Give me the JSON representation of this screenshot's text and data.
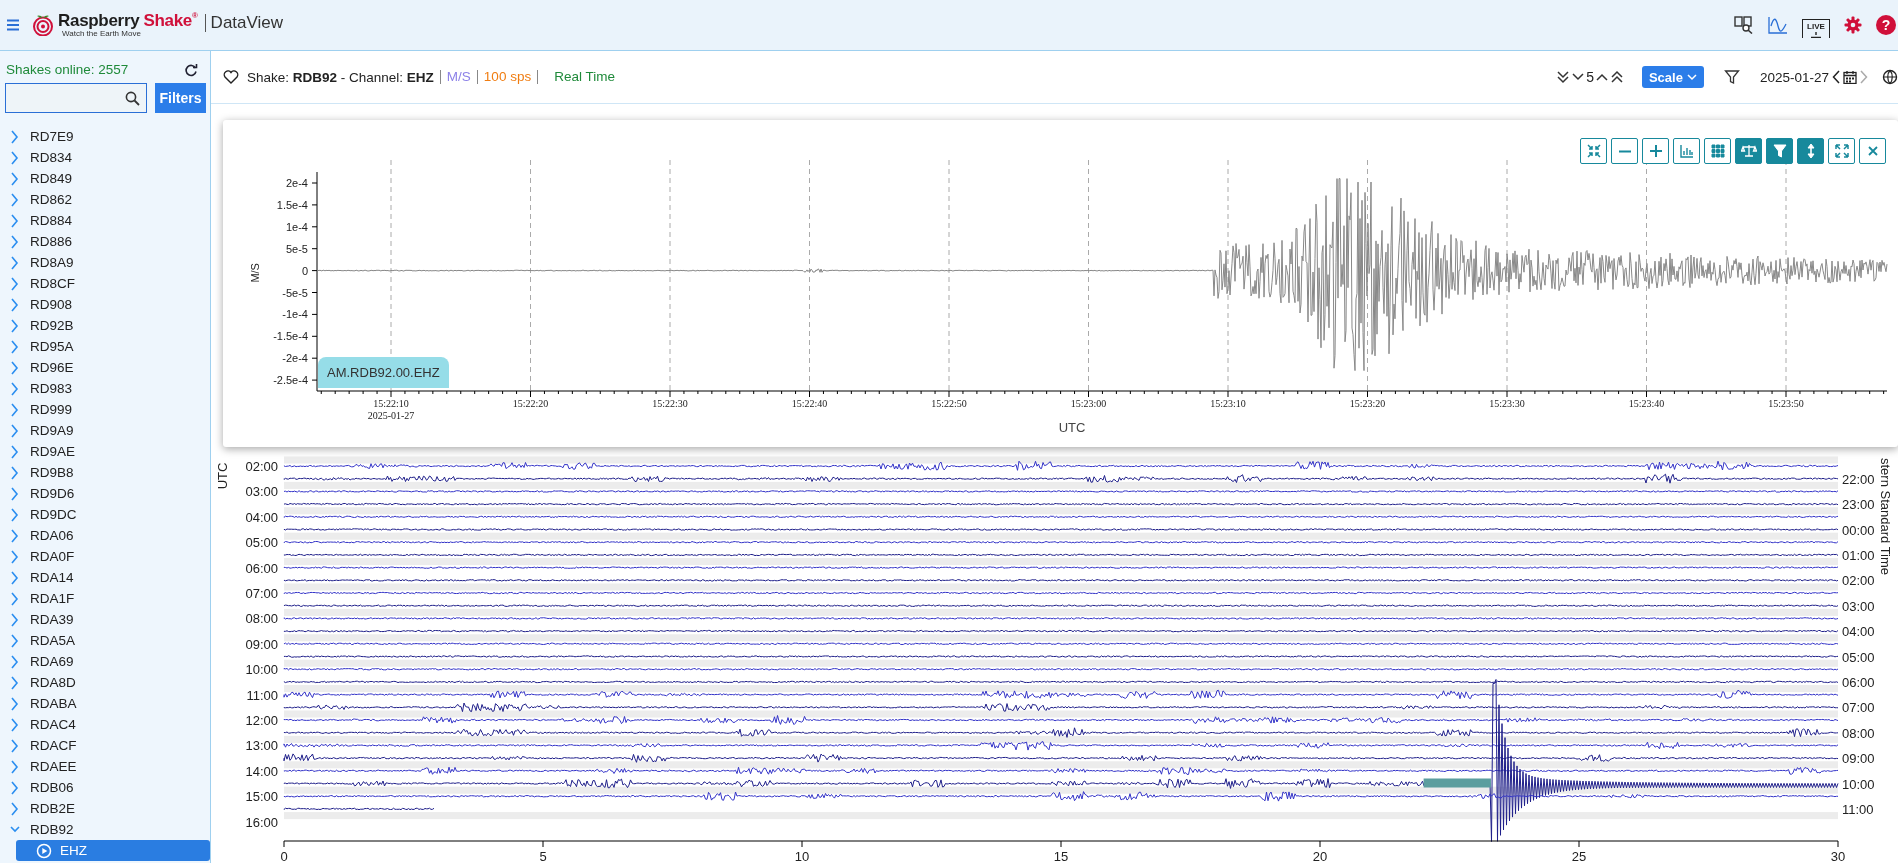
{
  "header": {
    "brand": [
      "Raspberry",
      "Shake"
    ],
    "brand_mark": "®",
    "tagline": "Watch the Earth Move",
    "app_name": "DataView",
    "live_label": "LIVE",
    "help_label": "?"
  },
  "sidebar": {
    "online": "Shakes online: 2557",
    "filters_button": "Filters",
    "items": [
      {
        "kind": "station",
        "label": "RD7E9",
        "expanded": false,
        "selected": false
      },
      {
        "kind": "station",
        "label": "RD834",
        "expanded": false,
        "selected": false
      },
      {
        "kind": "station",
        "label": "RD849",
        "expanded": false,
        "selected": false
      },
      {
        "kind": "station",
        "label": "RD862",
        "expanded": false,
        "selected": false
      },
      {
        "kind": "station",
        "label": "RD884",
        "expanded": false,
        "selected": false
      },
      {
        "kind": "station",
        "label": "RD886",
        "expanded": false,
        "selected": false
      },
      {
        "kind": "station",
        "label": "RD8A9",
        "expanded": false,
        "selected": false
      },
      {
        "kind": "station",
        "label": "RD8CF",
        "expanded": false,
        "selected": false
      },
      {
        "kind": "station",
        "label": "RD908",
        "expanded": false,
        "selected": false
      },
      {
        "kind": "station",
        "label": "RD92B",
        "expanded": false,
        "selected": false
      },
      {
        "kind": "station",
        "label": "RD95A",
        "expanded": false,
        "selected": false
      },
      {
        "kind": "station",
        "label": "RD96E",
        "expanded": false,
        "selected": false
      },
      {
        "kind": "station",
        "label": "RD983",
        "expanded": false,
        "selected": false
      },
      {
        "kind": "station",
        "label": "RD999",
        "expanded": false,
        "selected": false
      },
      {
        "kind": "station",
        "label": "RD9A9",
        "expanded": false,
        "selected": false
      },
      {
        "kind": "station",
        "label": "RD9AE",
        "expanded": false,
        "selected": false
      },
      {
        "kind": "station",
        "label": "RD9B8",
        "expanded": false,
        "selected": false
      },
      {
        "kind": "station",
        "label": "RD9D6",
        "expanded": false,
        "selected": false
      },
      {
        "kind": "station",
        "label": "RD9DC",
        "expanded": false,
        "selected": false
      },
      {
        "kind": "station",
        "label": "RDA06",
        "expanded": false,
        "selected": false
      },
      {
        "kind": "station",
        "label": "RDA0F",
        "expanded": false,
        "selected": false
      },
      {
        "kind": "station",
        "label": "RDA14",
        "expanded": false,
        "selected": false
      },
      {
        "kind": "station",
        "label": "RDA1F",
        "expanded": false,
        "selected": false
      },
      {
        "kind": "station",
        "label": "RDA39",
        "expanded": false,
        "selected": false
      },
      {
        "kind": "station",
        "label": "RDA5A",
        "expanded": false,
        "selected": false
      },
      {
        "kind": "station",
        "label": "RDA69",
        "expanded": false,
        "selected": false
      },
      {
        "kind": "station",
        "label": "RDA8D",
        "expanded": false,
        "selected": false
      },
      {
        "kind": "station",
        "label": "RDABA",
        "expanded": false,
        "selected": false
      },
      {
        "kind": "station",
        "label": "RDAC4",
        "expanded": false,
        "selected": false
      },
      {
        "kind": "station",
        "label": "RDACF",
        "expanded": false,
        "selected": false
      },
      {
        "kind": "station",
        "label": "RDAEE",
        "expanded": false,
        "selected": false
      },
      {
        "kind": "station",
        "label": "RDB06",
        "expanded": false,
        "selected": false
      },
      {
        "kind": "station",
        "label": "RDB2E",
        "expanded": false,
        "selected": false
      },
      {
        "kind": "station",
        "label": "RDB92",
        "expanded": true,
        "selected": false,
        "children": [
          {
            "kind": "channel",
            "label": "EHZ",
            "selected": true
          }
        ]
      }
    ]
  },
  "toolbar": {
    "title": "Shake: **RDB92** - Channel: **EHZ**",
    "units": "M/S",
    "rate": "100 sps",
    "mode": "Real Time",
    "count": "5",
    "scale_button": "Scale",
    "date": "2025-01-27",
    "next_disabled": true
  },
  "seismogram": {
    "trace_label": "AM.RDB92.00.EHZ",
    "y_title": "M/S",
    "x_title": "UTC",
    "date_label": "2025-01-27",
    "y_ticks": [
      "2e-4",
      "1.5e-4",
      "1e-4",
      "5e-5",
      "0",
      "-5e-5",
      "-1e-4",
      "-1.5e-4",
      "-2e-4",
      "-2.5e-4"
    ],
    "x_ticks": [
      "15:22:10",
      "15:22:20",
      "15:22:30",
      "15:22:40",
      "15:22:50",
      "15:23:00",
      "15:23:10",
      "15:23:20",
      "15:23:30",
      "15:23:40",
      "15:23:50"
    ],
    "tools": [
      {
        "kind": "collapse",
        "selected": false
      },
      {
        "kind": "zoom-out",
        "selected": false
      },
      {
        "kind": "zoom-in",
        "selected": false
      },
      {
        "kind": "bar-chart",
        "selected": false
      },
      {
        "kind": "grid",
        "selected": false
      },
      {
        "kind": "scale",
        "selected": true
      },
      {
        "kind": "filter",
        "selected": true
      },
      {
        "kind": "vertical-arrows",
        "selected": true
      },
      {
        "kind": "expand",
        "selected": false
      },
      {
        "kind": "close",
        "selected": false
      }
    ]
  },
  "helicorder": {
    "left_title": "UTC",
    "right_title": "stern Standard Time",
    "left_ticks": [
      "02:00",
      "03:00",
      "04:00",
      "05:00",
      "06:00",
      "07:00",
      "08:00",
      "09:00",
      "10:00",
      "11:00",
      "12:00",
      "13:00",
      "14:00",
      "15:00",
      "16:00"
    ],
    "right_ticks": [
      "22:00",
      "23:00",
      "00:00",
      "01:00",
      "02:00",
      "03:00",
      "04:00",
      "05:00",
      "06:00",
      "07:00",
      "08:00",
      "09:00",
      "10:00",
      "11:00"
    ],
    "x_ticks": [
      "0",
      "5",
      "10",
      "15",
      "20",
      "25",
      "30"
    ]
  }
}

☆ ☆ ☆

Given request
Every entry above should be duplicated exactly. Do not include the images.

Written answer
Give me the JSON representation of this screenshot's text and data.
{
  "header": {
    "brand": [
      "Raspberry",
      "Shake"
    ],
    "brand_mark": "®",
    "tagline": "Watch the Earth Move",
    "app_name": "DataView",
    "live_label": "LIVE",
    "help_label": "?"
  },
  "sidebar": {
    "online": "Shakes online: 2557",
    "filters_button": "Filters",
    "items": [
      {
        "kind": "station",
        "label": "RD7E9",
        "expanded": false,
        "selected": false
      },
      {
        "kind": "station",
        "label": "RD834",
        "expanded": false,
        "selected": false
      },
      {
        "kind": "station",
        "label": "RD849",
        "expanded": false,
        "selected": false
      },
      {
        "kind": "station",
        "label": "RD862",
        "expanded": false,
        "selected": false
      },
      {
        "kind": "station",
        "label": "RD884",
        "expanded": false,
        "selected": false
      },
      {
        "kind": "station",
        "label": "RD886",
        "expanded": false,
        "selected": false
      },
      {
        "kind": "station",
        "label": "RD8A9",
        "expanded": false,
        "selected": false
      },
      {
        "kind": "station",
        "label": "RD8CF",
        "expanded": false,
        "selected": false
      },
      {
        "kind": "station",
        "label": "RD908",
        "expanded": false,
        "selected": false
      },
      {
        "kind": "station",
        "label": "RD92B",
        "expanded": false,
        "selected": false
      },
      {
        "kind": "station",
        "label": "RD95A",
        "expanded": false,
        "selected": false
      },
      {
        "kind": "station",
        "label": "RD96E",
        "expanded": false,
        "selected": false
      },
      {
        "kind": "station",
        "label": "RD983",
        "expanded": false,
        "selected": false
      },
      {
        "kind": "station",
        "label": "RD999",
        "expanded": false,
        "selected": false
      },
      {
        "kind": "station",
        "label": "RD9A9",
        "expanded": false,
        "selected": false
      },
      {
        "kind": "station",
        "label": "RD9AE",
        "expanded": false,
        "selected": false
      },
      {
        "kind": "station",
        "label": "RD9B8",
        "expanded": false,
        "selected": false
      },
      {
        "kind": "station",
        "label": "RD9D6",
        "expanded": false,
        "selected": false
      },
      {
        "kind": "station",
        "label": "RD9DC",
        "expanded": false,
        "selected": false
      },
      {
        "kind": "station",
        "label": "RDA06",
        "expanded": false,
        "selected": false
      },
      {
        "kind": "station",
        "label": "RDA0F",
        "expanded": false,
        "selected": false
      },
      {
        "kind": "station",
        "label": "RDA14",
        "expanded": false,
        "selected": false
      },
      {
        "kind": "station",
        "label": "RDA1F",
        "expanded": false,
        "selected": false
      },
      {
        "kind": "station",
        "label": "RDA39",
        "expanded": false,
        "selected": false
      },
      {
        "kind": "station",
        "label": "RDA5A",
        "expanded": false,
        "selected": false
      },
      {
        "kind": "station",
        "label": "RDA69",
        "expanded": false,
        "selected": false
      },
      {
        "kind": "station",
        "label": "RDA8D",
        "expanded": false,
        "selected": false
      },
      {
        "kind": "station",
        "label": "RDABA",
        "expanded": false,
        "selected": false
      },
      {
        "kind": "station",
        "label": "RDAC4",
        "expanded": false,
        "selected": false
      },
      {
        "kind": "station",
        "label": "RDACF",
        "expanded": false,
        "selected": false
      },
      {
        "kind": "station",
        "label": "RDAEE",
        "expanded": false,
        "selected": false
      },
      {
        "kind": "station",
        "label": "RDB06",
        "expanded": false,
        "selected": false
      },
      {
        "kind": "station",
        "label": "RDB2E",
        "expanded": false,
        "selected": false
      },
      {
        "kind": "station",
        "label": "RDB92",
        "expanded": true,
        "selected": false,
        "children": [
          {
            "kind": "channel",
            "label": "EHZ",
            "selected": true
          }
        ]
      }
    ]
  },
  "toolbar": {
    "title": "Shake: **RDB92** - Channel: **EHZ**",
    "units": "M/S",
    "rate": "100 sps",
    "mode": "Real Time",
    "count": "5",
    "scale_button": "Scale",
    "date": "2025-01-27",
    "next_disabled": true
  },
  "seismogram": {
    "trace_label": "AM.RDB92.00.EHZ",
    "y_title": "M/S",
    "x_title": "UTC",
    "date_label": "2025-01-27",
    "y_ticks": [
      "2e-4",
      "1.5e-4",
      "1e-4",
      "5e-5",
      "0",
      "-5e-5",
      "-1e-4",
      "-1.5e-4",
      "-2e-4",
      "-2.5e-4"
    ],
    "x_ticks": [
      "15:22:10",
      "15:22:20",
      "15:22:30",
      "15:22:40",
      "15:22:50",
      "15:23:00",
      "15:23:10",
      "15:23:20",
      "15:23:30",
      "15:23:40",
      "15:23:50"
    ],
    "tools": [
      {
        "kind": "collapse",
        "selected": false
      },
      {
        "kind": "zoom-out",
        "selected": false
      },
      {
        "kind": "zoom-in",
        "selected": false
      },
      {
        "kind": "bar-chart",
        "selected": false
      },
      {
        "kind": "grid",
        "selected": false
      },
      {
        "kind": "scale",
        "selected": true
      },
      {
        "kind": "filter",
        "selected": true
      },
      {
        "kind": "vertical-arrows",
        "selected": true
      },
      {
        "kind": "expand",
        "selected": false
      },
      {
        "kind": "close",
        "selected": false
      }
    ]
  },
  "helicorder": {
    "left_title": "UTC",
    "right_title": "stern Standard Time",
    "left_ticks": [
      "02:00",
      "03:00",
      "04:00",
      "05:00",
      "06:00",
      "07:00",
      "08:00",
      "09:00",
      "10:00",
      "11:00",
      "12:00",
      "13:00",
      "14:00",
      "15:00",
      "16:00"
    ],
    "right_ticks": [
      "22:00",
      "23:00",
      "00:00",
      "01:00",
      "02:00",
      "03:00",
      "04:00",
      "05:00",
      "06:00",
      "07:00",
      "08:00",
      "09:00",
      "10:00",
      "11:00"
    ],
    "x_ticks": [
      "0",
      "5",
      "10",
      "15",
      "20",
      "25",
      "30"
    ]
  }
}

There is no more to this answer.